[Start of Provided passage]

On Wed, Sep 09, 2020 at 10:31:03PM +1000, Alexey Kardashevskiy wrote:
> 
> 
> On 09/09/2020 21:50, Paul E. McKenney wrote:
> > On Wed, Sep 09, 2020 at 07:24:11PM +1000, Alexey Kardashevskiy wrote:
> >>
> >>
> >> On 09/09/2020 00:43, Alexey Kardashevskiy wrote:
> >>> init_srcu_struct_nodes() is called with is_static==true only internally
> >>> and when this happens, the srcu->sda is not initialized in
> >>> init_srcu_struct_fields() and we crash on dereferencing @sdp.
> >>>
> >>> This fixes the crash by moving "if (is_static)" out of the loop which
> >>> only does useful work for is_static=false case anyway.
> >>>
> >>> Found by syzkaller.
> >>>
> >>> Signed-off-by: Alexey Kardashevskiy <aik@ozlabs.ru>
> >>> ---
> >>>  kernel/rcu/srcutree.c | 5 +++--
> >>>  1 file changed, 3 insertions(+), 2 deletions(-)
> >>>
> >>> diff --git a/kernel/rcu/srcutree.c b/kernel/rcu/srcutree.c
> >>> index c100acf332ed..49b54a50bde8 100644
> >>> --- a/kernel/rcu/srcutree.c
> >>> +++ b/kernel/rcu/srcutree.c
> >>> @@ -135,6 +135,9 @@ static void init_srcu_struct_nodes(struct srcu_struct *ssp, bool is_static)
> >>>  				   levelspread[level - 1];
> >>>  	}
> >>>  
> >>> +	if (is_static)
> >>> +		return;
> >>
> >> Actually, this is needed here too:
> >>
> >>  if (!ssp->sda)
> >>          return;
> >>
> >> as
> >> ssp->sda = alloc_percpu(struct srcu_data)
> >>
> >> can fail if the process is killed too soon - it is quite easy to get
> >> this situation with syzkaller (syscalls fuzzer)
> >>
> >> Makes sense?
> > 
> > Just to make sure that I understand, these failures occur when the task
> > running init_srcu_struct_nodes() is killed, correct?
> 
> There are multiple user tasks (8) which open /dev/kvm, do 1 ioctl -
> KVM_CREATE_VM - and terminate, running on 8 vcpus, 8 VMs, crashes every
> 20min or so, less tasks or vcpus - and the problem does not appear.
> 
> 
> > 
> > Or has someone managed to invoke (say) synchronize_srcu() on a
> > dynamically allocated srcu_struct before invoking init_srcu_struct() on
> > that srcu_struct?  
> 
> Nah, none of that :)

[End of Provided passage]
[Start of Data rows]

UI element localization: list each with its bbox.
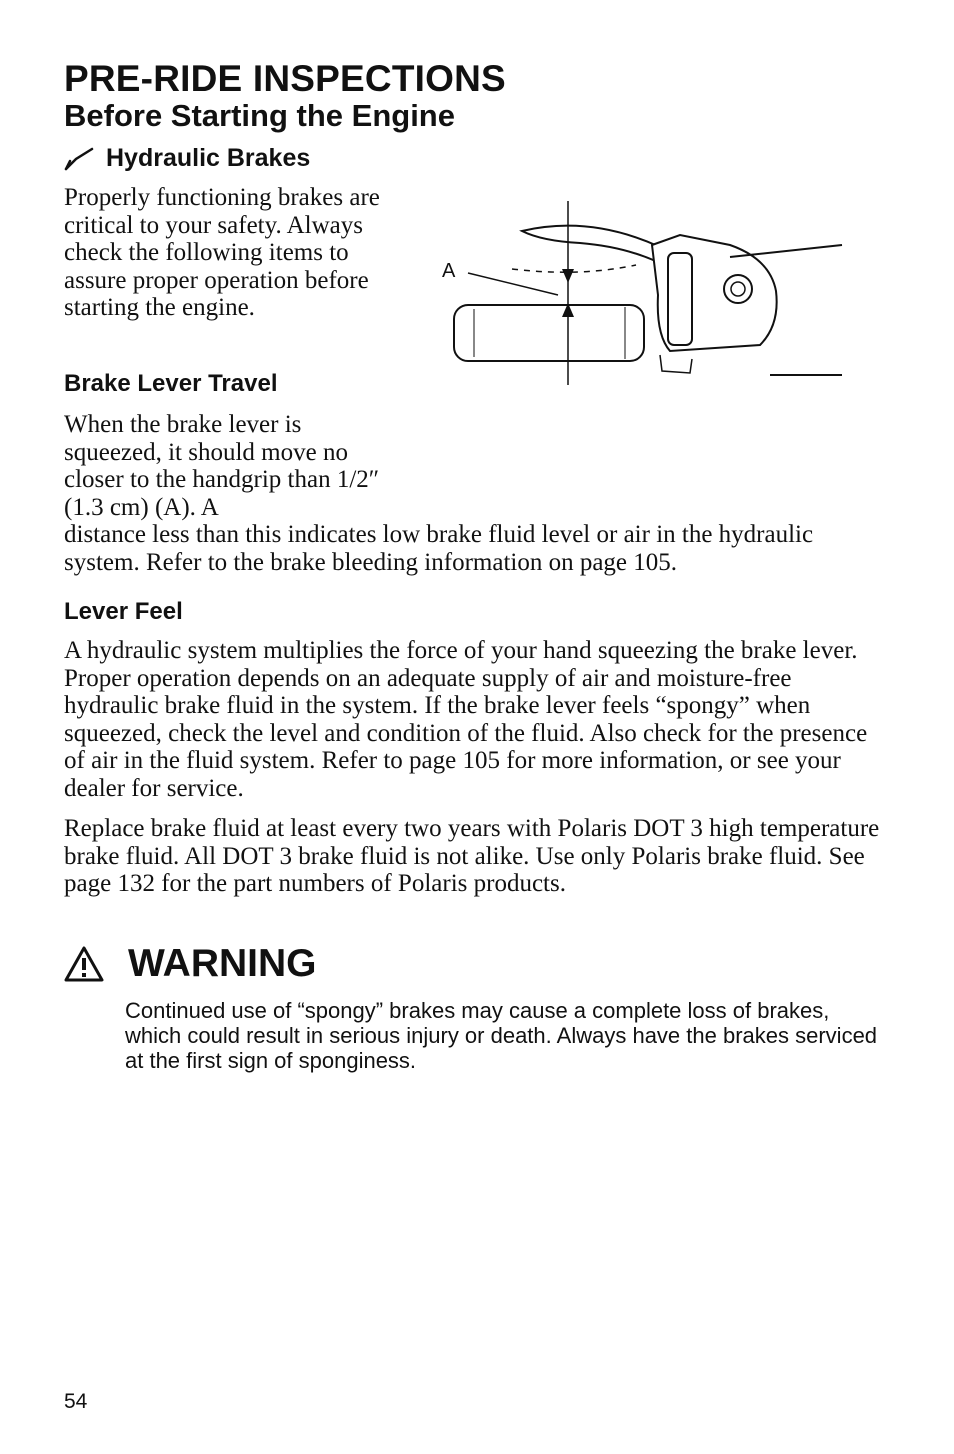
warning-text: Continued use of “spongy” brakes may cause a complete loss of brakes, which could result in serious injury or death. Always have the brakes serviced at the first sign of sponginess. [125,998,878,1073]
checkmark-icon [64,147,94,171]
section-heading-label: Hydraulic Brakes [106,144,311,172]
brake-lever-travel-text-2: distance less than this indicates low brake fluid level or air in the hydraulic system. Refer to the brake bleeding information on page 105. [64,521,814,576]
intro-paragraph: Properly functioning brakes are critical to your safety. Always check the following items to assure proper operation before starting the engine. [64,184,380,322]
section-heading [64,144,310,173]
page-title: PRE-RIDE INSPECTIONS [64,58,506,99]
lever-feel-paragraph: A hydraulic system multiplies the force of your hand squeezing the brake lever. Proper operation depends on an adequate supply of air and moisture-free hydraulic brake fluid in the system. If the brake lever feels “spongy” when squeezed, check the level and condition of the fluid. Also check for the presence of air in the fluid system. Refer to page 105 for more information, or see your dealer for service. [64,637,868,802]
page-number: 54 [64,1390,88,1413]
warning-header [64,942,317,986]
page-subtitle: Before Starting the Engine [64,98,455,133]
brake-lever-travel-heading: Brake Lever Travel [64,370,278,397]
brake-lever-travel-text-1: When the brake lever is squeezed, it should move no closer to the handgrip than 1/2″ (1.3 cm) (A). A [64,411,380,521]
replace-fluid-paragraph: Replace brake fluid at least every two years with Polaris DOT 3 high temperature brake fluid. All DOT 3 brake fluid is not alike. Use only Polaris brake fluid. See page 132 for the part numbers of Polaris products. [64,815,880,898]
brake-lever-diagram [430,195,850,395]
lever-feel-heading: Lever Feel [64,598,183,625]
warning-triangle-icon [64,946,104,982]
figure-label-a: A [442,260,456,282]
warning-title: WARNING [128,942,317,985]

[End of Data rows]

#### Stated exercise 1:
According to the mailing list thread, which tool found the crash that the patch fixes?
#### Stated exercise 2:
Rewrite the paragraph of the mailing list thread that begins "There are multiple user tasks (8)" as a short bulleted list, keeping its main facts.
#### Stated exercise 3:
Summarize the mailing list thread in three sentences.

#### Written reply 1:
Syzkaller found the crash.

#### Written reply 2:
- Eight user tasks each open /dev/kvm, issue one ioctl (KVM_CREATE_VM), and terminate.
- The setup runs on 8 vcpus with 8 VMs.
- It crashes roughly every 20 minutes.
- With fewer tasks or vcpus, the problem does not appear.

#### Written reply 3:
Alexey Kardashevskiy submits a patch to kernel/rcu/srcutree.c for a crash found by syzkaller. The crash happens because init_srcu_struct_nodes() dereferences @sdp when called with is_static==true, and the patch fixes it by moving "if (is_static)" out of the loop. He then adds that a check returning when ssp->sda is not set is also needed, since alloc_percpu can fail if the process is killed too soon; when Paul E. McKenney asks about the cause, Alexey describes eight tasks that each create a VM through /dev/kvm and says no one invoked synchronize_srcu() before init_srcu_struct().